Dataset items:
• • •

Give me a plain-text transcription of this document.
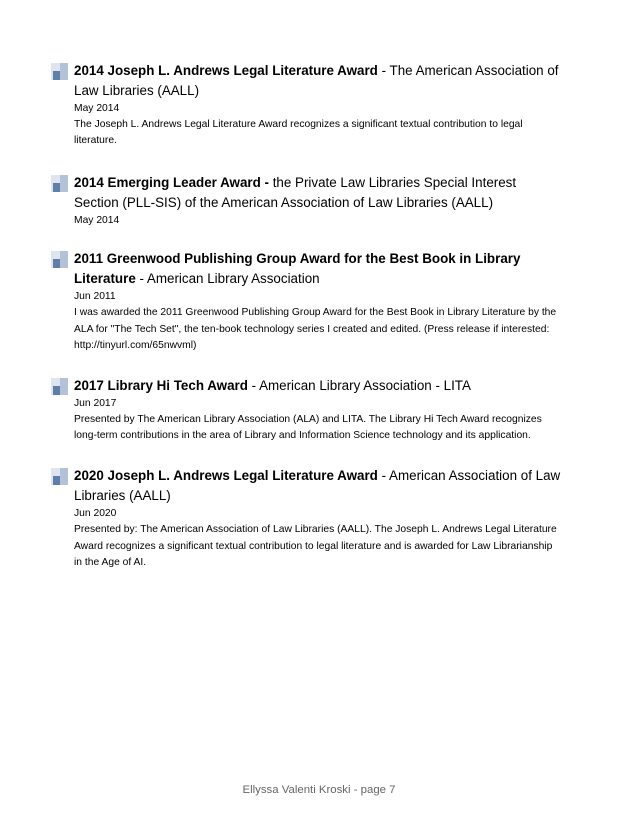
2014 Joseph L. Andrews Legal Literature Award - The American Association of Law Libraries (AALL)

May 2014

The Joseph L. Andrews Legal Literature Award recognizes a significant textual contribution to legal literature.

2014 Emerging Leader Award - the Private Law Libraries Special Interest Section (PLL-SIS) of the American Association of Law Libraries (AALL)

May 2014

2011 Greenwood Publishing Group Award for the Best Book in Library Literature - American Library Association

Jun 2011

I was awarded the 2011 Greenwood Publishing Group Award for the Best Book in Library Literature by the ALA for "The Tech Set", the ten-book technology series I created and edited. (Press release if interested: http://tinyurl.com/65nwvml)

2017 Library Hi Tech Award - American Library Association - LITA

Jun 2017

Presented by The American Library Association (ALA) and LITA. The Library Hi Tech Award recognizes long-term contributions in the area of Library and Information Science technology and its application.

2020 Joseph L. Andrews Legal Literature Award - American Association of Law Libraries (AALL)

Jun 2020

Presented by: The American Association of Law Libraries (AALL). The Joseph L. Andrews Legal Literature Award recognizes a significant textual contribution to legal literature and is awarded for Law Librarianship in the Age of AI.

Ellyssa Valenti Kroski - page 7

• • •

Exercise directions:
Which lines contain the word "technology"? Copy each of them.

Completed exercise:
I was awarded the 2011 Greenwood Publishing Group Award for the Best Book in Library Literature by the ALA for "The Tech Set", the ten-book technology series I created and edited. (Press release if interested: http://tinyurl.com/65nwvml)
Presented by The American Library Association (ALA) and LITA. The Library Hi Tech Award recognizes long-term contributions in the area of Library and Information Science technology and its application.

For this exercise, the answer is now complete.